──────── Records for this task ────────
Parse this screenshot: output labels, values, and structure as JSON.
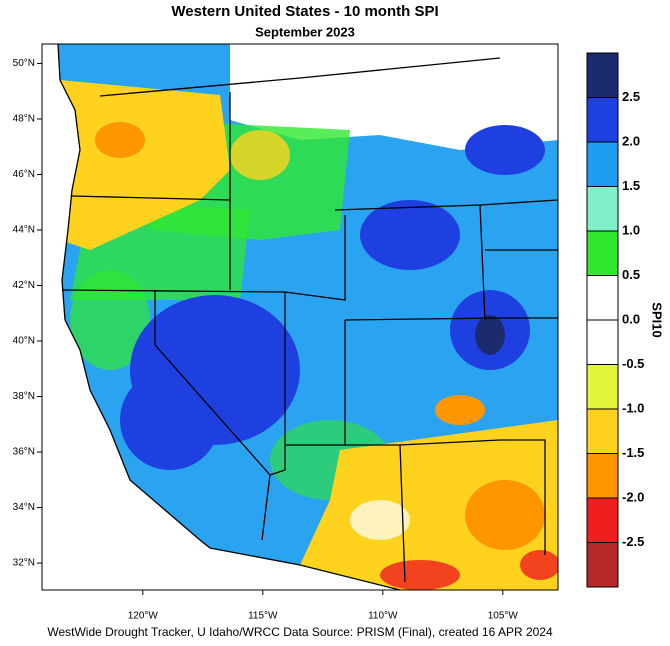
{
  "title": "Western United States - 10 month SPI",
  "subtitle": "September 2023",
  "map": {
    "lonlim": [
      -124.2,
      -102.7
    ],
    "latlim": [
      31.03,
      50.7
    ],
    "lat_ticks": [
      {
        "value": 50,
        "label": "50°N"
      },
      {
        "value": 48,
        "label": "48°N"
      },
      {
        "value": 46,
        "label": "46°N"
      },
      {
        "value": 44,
        "label": "44°N"
      },
      {
        "value": 42,
        "label": "42°N"
      },
      {
        "value": 40,
        "label": "40°N"
      },
      {
        "value": 38,
        "label": "38°N"
      },
      {
        "value": 36,
        "label": "36°N"
      },
      {
        "value": 34,
        "label": "34°N"
      },
      {
        "value": 32,
        "label": "32°N"
      }
    ],
    "lon_ticks": [
      {
        "value": -120,
        "label": "120°W"
      },
      {
        "value": -115,
        "label": "115°W"
      },
      {
        "value": -110,
        "label": "110°W"
      },
      {
        "value": -105,
        "label": "105°W"
      }
    ]
  },
  "colorbar": {
    "title": "SPI10",
    "lim": [
      -3,
      3
    ],
    "colors": [
      "#1c2a6e",
      "#1e40e0",
      "#1e9cf0",
      "#7ff0c8",
      "#30e830",
      "#ffffff",
      "#ffffff",
      "#e1f53c",
      "#ffd21e",
      "#ff9600",
      "#f01e1e",
      "#b42828"
    ],
    "ticks": [
      2.5,
      {
        "value": 2,
        "label": "2.0"
      },
      1.5,
      {
        "value": 1,
        "label": "1.0"
      },
      0.5,
      {
        "value": 0,
        "label": "0.0"
      },
      -0.5,
      {
        "value": -1,
        "label": "-1.0"
      },
      -1.5,
      {
        "value": -2,
        "label": "-2.0"
      },
      -2.5
    ]
  },
  "footer": "WestWide Drought Tracker, U Idaho/WRCC Data Source: PRISM (Final), created 16 APR 2024"
}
────────
● **Direction**
Output all of the entries verbatim, leaving out any images.

● **Full response**
Parse this screenshot: output labels, values, and structure as JSON.
{
  "title": "Western United States - 10 month SPI",
  "subtitle": "September 2023",
  "map": {
    "lonlim": [
      -124.2,
      -102.7
    ],
    "latlim": [
      31.03,
      50.7
    ],
    "lat_ticks": [
      {
        "value": 50,
        "label": "50°N"
      },
      {
        "value": 48,
        "label": "48°N"
      },
      {
        "value": 46,
        "label": "46°N"
      },
      {
        "value": 44,
        "label": "44°N"
      },
      {
        "value": 42,
        "label": "42°N"
      },
      {
        "value": 40,
        "label": "40°N"
      },
      {
        "value": 38,
        "label": "38°N"
      },
      {
        "value": 36,
        "label": "36°N"
      },
      {
        "value": 34,
        "label": "34°N"
      },
      {
        "value": 32,
        "label": "32°N"
      }
    ],
    "lon_ticks": [
      {
        "value": -120,
        "label": "120°W"
      },
      {
        "value": -115,
        "label": "115°W"
      },
      {
        "value": -110,
        "label": "110°W"
      },
      {
        "value": -105,
        "label": "105°W"
      }
    ]
  },
  "colorbar": {
    "title": "SPI10",
    "lim": [
      -3,
      3
    ],
    "colors": [
      "#1c2a6e",
      "#1e40e0",
      "#1e9cf0",
      "#7ff0c8",
      "#30e830",
      "#ffffff",
      "#ffffff",
      "#e1f53c",
      "#ffd21e",
      "#ff9600",
      "#f01e1e",
      "#b42828"
    ],
    "ticks": [
      2.5,
      {
        "value": 2,
        "label": "2.0"
      },
      1.5,
      {
        "value": 1,
        "label": "1.0"
      },
      0.5,
      {
        "value": 0,
        "label": "0.0"
      },
      -0.5,
      {
        "value": -1,
        "label": "-1.0"
      },
      -1.5,
      {
        "value": -2,
        "label": "-2.0"
      },
      -2.5
    ]
  },
  "footer": "WestWide Drought Tracker, U Idaho/WRCC Data Source: PRISM (Final), created 16 APR 2024"
}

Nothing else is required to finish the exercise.